> _TASK DETAILS_
Count how many lines mention the word "name". Write that number alone.

Rows from a dataset:
________________________

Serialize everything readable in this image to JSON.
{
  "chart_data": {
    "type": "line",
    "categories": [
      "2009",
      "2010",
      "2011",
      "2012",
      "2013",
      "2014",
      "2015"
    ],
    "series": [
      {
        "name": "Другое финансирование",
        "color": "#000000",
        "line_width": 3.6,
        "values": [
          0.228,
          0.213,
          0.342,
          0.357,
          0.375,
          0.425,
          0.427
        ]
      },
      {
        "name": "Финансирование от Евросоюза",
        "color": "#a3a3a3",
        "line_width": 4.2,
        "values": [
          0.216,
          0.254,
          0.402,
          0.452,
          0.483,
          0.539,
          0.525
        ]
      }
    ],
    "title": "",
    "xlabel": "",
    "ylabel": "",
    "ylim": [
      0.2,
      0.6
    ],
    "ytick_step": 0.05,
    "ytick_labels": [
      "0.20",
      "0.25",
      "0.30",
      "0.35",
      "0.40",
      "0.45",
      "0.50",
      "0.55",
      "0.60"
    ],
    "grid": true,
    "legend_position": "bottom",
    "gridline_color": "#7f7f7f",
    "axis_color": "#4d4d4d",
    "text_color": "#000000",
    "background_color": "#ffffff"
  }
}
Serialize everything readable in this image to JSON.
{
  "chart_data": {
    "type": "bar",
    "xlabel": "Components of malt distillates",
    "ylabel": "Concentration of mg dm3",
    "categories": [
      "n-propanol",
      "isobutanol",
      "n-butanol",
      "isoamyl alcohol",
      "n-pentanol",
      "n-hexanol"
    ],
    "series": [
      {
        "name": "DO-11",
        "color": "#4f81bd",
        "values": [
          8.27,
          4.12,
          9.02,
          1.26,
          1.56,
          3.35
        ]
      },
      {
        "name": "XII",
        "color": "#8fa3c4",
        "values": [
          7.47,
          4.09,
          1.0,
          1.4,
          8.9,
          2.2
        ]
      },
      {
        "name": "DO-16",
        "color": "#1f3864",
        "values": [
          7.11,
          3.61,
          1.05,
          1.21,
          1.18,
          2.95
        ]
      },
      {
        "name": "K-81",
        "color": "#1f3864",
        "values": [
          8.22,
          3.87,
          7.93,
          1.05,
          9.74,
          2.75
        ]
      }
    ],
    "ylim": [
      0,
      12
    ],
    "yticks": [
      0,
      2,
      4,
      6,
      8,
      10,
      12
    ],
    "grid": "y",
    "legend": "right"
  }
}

________________________

> _TASK RESULT_
6